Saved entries
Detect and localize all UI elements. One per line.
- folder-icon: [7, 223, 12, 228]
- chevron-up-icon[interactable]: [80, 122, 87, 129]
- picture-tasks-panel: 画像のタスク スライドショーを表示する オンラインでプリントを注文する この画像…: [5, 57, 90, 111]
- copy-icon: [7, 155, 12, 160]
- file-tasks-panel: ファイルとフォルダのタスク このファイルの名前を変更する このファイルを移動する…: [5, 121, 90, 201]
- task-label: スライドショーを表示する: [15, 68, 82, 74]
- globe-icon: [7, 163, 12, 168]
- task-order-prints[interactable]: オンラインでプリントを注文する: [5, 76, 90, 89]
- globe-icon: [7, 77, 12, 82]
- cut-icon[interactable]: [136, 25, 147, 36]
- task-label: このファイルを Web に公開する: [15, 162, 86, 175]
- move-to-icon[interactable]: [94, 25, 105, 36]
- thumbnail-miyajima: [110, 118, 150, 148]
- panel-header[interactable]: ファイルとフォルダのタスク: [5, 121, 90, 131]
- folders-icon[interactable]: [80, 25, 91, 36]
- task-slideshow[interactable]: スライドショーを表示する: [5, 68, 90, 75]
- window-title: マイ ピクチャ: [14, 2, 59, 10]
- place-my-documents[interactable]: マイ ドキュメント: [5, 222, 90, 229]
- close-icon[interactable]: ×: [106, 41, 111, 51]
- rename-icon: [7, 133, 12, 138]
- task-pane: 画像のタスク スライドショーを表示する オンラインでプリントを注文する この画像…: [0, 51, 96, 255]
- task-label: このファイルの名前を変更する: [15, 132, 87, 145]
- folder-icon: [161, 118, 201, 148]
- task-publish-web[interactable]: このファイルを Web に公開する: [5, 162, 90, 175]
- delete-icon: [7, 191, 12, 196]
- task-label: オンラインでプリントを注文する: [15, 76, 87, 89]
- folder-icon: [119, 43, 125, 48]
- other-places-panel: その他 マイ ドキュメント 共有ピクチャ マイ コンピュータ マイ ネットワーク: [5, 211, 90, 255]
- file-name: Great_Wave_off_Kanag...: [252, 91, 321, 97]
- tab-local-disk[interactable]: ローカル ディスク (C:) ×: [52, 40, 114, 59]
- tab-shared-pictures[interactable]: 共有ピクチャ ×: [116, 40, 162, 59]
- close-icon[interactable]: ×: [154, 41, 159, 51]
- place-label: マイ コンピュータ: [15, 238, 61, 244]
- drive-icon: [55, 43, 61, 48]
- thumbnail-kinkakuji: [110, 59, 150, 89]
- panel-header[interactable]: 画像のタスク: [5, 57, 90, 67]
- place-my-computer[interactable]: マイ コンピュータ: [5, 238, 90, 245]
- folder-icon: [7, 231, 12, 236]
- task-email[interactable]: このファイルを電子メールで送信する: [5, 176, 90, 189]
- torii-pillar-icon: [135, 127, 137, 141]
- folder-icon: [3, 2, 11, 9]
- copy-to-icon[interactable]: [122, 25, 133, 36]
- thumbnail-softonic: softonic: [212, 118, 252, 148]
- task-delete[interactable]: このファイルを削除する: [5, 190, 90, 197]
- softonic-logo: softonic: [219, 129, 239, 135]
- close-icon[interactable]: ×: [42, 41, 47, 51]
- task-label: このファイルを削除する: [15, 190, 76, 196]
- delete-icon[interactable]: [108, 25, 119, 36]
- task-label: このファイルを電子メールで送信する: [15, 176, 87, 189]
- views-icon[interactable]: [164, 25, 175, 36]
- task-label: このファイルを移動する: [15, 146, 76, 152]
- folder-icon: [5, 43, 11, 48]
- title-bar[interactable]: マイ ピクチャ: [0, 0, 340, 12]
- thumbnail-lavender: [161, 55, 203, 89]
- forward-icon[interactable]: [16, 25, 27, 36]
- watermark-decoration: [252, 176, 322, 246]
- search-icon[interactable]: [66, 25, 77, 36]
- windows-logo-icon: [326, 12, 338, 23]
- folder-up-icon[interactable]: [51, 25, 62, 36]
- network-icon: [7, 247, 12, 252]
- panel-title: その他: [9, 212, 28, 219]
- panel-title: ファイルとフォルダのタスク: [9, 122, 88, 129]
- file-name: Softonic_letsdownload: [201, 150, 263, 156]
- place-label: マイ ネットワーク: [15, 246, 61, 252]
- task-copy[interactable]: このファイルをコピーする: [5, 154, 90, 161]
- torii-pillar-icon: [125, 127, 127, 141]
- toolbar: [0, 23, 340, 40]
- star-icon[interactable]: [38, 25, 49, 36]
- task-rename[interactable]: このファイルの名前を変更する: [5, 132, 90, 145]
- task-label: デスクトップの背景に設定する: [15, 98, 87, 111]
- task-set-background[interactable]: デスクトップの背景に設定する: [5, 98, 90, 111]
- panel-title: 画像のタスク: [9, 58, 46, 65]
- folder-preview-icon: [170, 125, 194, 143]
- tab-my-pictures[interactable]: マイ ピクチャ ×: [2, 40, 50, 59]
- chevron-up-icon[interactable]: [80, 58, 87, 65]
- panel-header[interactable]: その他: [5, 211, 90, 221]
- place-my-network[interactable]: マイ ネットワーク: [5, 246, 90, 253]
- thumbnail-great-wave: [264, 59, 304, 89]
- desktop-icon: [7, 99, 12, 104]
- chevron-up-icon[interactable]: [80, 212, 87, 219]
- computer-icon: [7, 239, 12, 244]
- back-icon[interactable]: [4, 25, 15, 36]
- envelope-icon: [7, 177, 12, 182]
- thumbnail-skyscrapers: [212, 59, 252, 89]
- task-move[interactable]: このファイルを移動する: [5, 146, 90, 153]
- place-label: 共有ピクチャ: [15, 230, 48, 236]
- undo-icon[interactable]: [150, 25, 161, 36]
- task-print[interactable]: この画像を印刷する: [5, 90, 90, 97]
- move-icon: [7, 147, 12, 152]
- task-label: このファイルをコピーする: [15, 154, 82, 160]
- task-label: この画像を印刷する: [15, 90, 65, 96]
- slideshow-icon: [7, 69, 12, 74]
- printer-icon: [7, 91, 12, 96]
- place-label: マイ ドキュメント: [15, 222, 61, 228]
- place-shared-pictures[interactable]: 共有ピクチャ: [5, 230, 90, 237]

— WORK INSTRUCTIONS —
Print every line of the items above without changing anything.

— RESULT —
Detect and localize all UI elements. One per line.
- folder-icon: [7, 223, 12, 228]
- chevron-up-icon[interactable]: [80, 122, 87, 129]
- picture-tasks-panel: 画像のタスク スライドショーを表示する オンラインでプリントを注文する この画像…: [5, 57, 90, 111]
- copy-icon: [7, 155, 12, 160]
- file-tasks-panel: ファイルとフォルダのタスク このファイルの名前を変更する このファイルを移動する…: [5, 121, 90, 201]
- task-label: スライドショーを表示する: [15, 68, 82, 74]
- globe-icon: [7, 163, 12, 168]
- task-order-prints[interactable]: オンラインでプリントを注文する: [5, 76, 90, 89]
- globe-icon: [7, 77, 12, 82]
- cut-icon[interactable]: [136, 25, 147, 36]
- task-label: このファイルを Web に公開する: [15, 162, 86, 175]
- move-to-icon[interactable]: [94, 25, 105, 36]
- thumbnail-miyajima: [110, 118, 150, 148]
- panel-header[interactable]: ファイルとフォルダのタスク: [5, 121, 90, 131]
- folders-icon[interactable]: [80, 25, 91, 36]
- task-slideshow[interactable]: スライドショーを表示する: [5, 68, 90, 75]
- window-title: マイ ピクチャ: [14, 2, 59, 10]
- place-my-documents[interactable]: マイ ドキュメント: [5, 222, 90, 229]
- close-icon[interactable]: ×: [106, 41, 111, 51]
- rename-icon: [7, 133, 12, 138]
- task-pane: 画像のタスク スライドショーを表示する オンラインでプリントを注文する この画像…: [0, 51, 96, 255]
- task-label: このファイルの名前を変更する: [15, 132, 87, 145]
- folder-icon: [161, 118, 201, 148]
- task-publish-web[interactable]: このファイルを Web に公開する: [5, 162, 90, 175]
- delete-icon: [7, 191, 12, 196]
- task-label: オンラインでプリントを注文する: [15, 76, 87, 89]
- folder-icon: [119, 43, 125, 48]
- other-places-panel: その他 マイ ドキュメント 共有ピクチャ マイ コンピュータ マイ ネットワーク: [5, 211, 90, 255]
- file-name: Great_Wave_off_Kanag...: [252, 91, 321, 97]
- tab-local-disk[interactable]: ローカル ディスク (C:) ×: [52, 40, 114, 59]
- tab-shared-pictures[interactable]: 共有ピクチャ ×: [116, 40, 162, 59]
- close-icon[interactable]: ×: [154, 41, 159, 51]
- place-label: マイ コンピュータ: [15, 238, 61, 244]
- drive-icon: [55, 43, 61, 48]
- thumbnail-kinkakuji: [110, 59, 150, 89]
- panel-header[interactable]: 画像のタスク: [5, 57, 90, 67]
- place-my-computer[interactable]: マイ コンピュータ: [5, 238, 90, 245]
- folder-icon: [7, 231, 12, 236]
- task-email[interactable]: このファイルを電子メールで送信する: [5, 176, 90, 189]
- torii-pillar-icon: [135, 127, 137, 141]
- folder-icon: [3, 2, 11, 9]
- copy-to-icon[interactable]: [122, 25, 133, 36]
- thumbnail-softonic: softonic: [212, 118, 252, 148]
- task-delete[interactable]: このファイルを削除する: [5, 190, 90, 197]
- softonic-logo: softonic: [219, 129, 239, 135]
- close-icon[interactable]: ×: [42, 41, 47, 51]
- task-label: このファイルを削除する: [15, 190, 76, 196]
- delete-icon[interactable]: [108, 25, 119, 36]
- task-label: このファイルを電子メールで送信する: [15, 176, 87, 189]
- views-icon[interactable]: [164, 25, 175, 36]
- task-label: このファイルを移動する: [15, 146, 76, 152]
- folder-icon: [5, 43, 11, 48]
- title-bar[interactable]: マイ ピクチャ: [0, 0, 340, 12]
- thumbnail-lavender: [161, 55, 203, 89]
- forward-icon[interactable]: [16, 25, 27, 36]
- watermark-decoration: [252, 176, 322, 246]
- search-icon[interactable]: [66, 25, 77, 36]
- windows-logo-icon: [326, 12, 338, 23]
- folder-up-icon[interactable]: [51, 25, 62, 36]
- network-icon: [7, 247, 12, 252]
- panel-title: その他: [9, 212, 28, 219]
- panel-title: ファイルとフォルダのタスク: [9, 122, 88, 129]
- file-name: Softonic_letsdownload: [201, 150, 263, 156]
- place-label: マイ ネットワーク: [15, 246, 61, 252]
- task-copy[interactable]: このファイルをコピーする: [5, 154, 90, 161]
- torii-pillar-icon: [125, 127, 127, 141]
- toolbar: [0, 23, 340, 40]
- star-icon[interactable]: [38, 25, 49, 36]
- task-rename[interactable]: このファイルの名前を変更する: [5, 132, 90, 145]
- task-label: デスクトップの背景に設定する: [15, 98, 87, 111]
- task-set-background[interactable]: デスクトップの背景に設定する: [5, 98, 90, 111]
- panel-title: 画像のタスク: [9, 58, 46, 65]
- folder-preview-icon: [170, 125, 194, 143]
- tab-my-pictures[interactable]: マイ ピクチャ ×: [2, 40, 50, 59]
- chevron-up-icon[interactable]: [80, 58, 87, 65]
- panel-header[interactable]: その他: [5, 211, 90, 221]
- place-my-network[interactable]: マイ ネットワーク: [5, 246, 90, 253]
- thumbnail-great-wave: [264, 59, 304, 89]
- desktop-icon: [7, 99, 12, 104]
- chevron-up-icon[interactable]: [80, 212, 87, 219]
- computer-icon: [7, 239, 12, 244]
- back-icon[interactable]: [4, 25, 15, 36]
- envelope-icon: [7, 177, 12, 182]
- thumbnail-skyscrapers: [212, 59, 252, 89]
- task-move[interactable]: このファイルを移動する: [5, 146, 90, 153]
- place-label: 共有ピクチャ: [15, 230, 48, 236]
- undo-icon[interactable]: [150, 25, 161, 36]
- task-print[interactable]: この画像を印刷する: [5, 90, 90, 97]
- move-icon: [7, 147, 12, 152]
- task-label: このファイルをコピーする: [15, 154, 82, 160]
- task-label: この画像を印刷する: [15, 90, 65, 96]
- slideshow-icon: [7, 69, 12, 74]
- printer-icon: [7, 91, 12, 96]
- place-label: マイ ドキュメント: [15, 222, 61, 228]
- place-shared-pictures[interactable]: 共有ピクチャ: [5, 230, 90, 237]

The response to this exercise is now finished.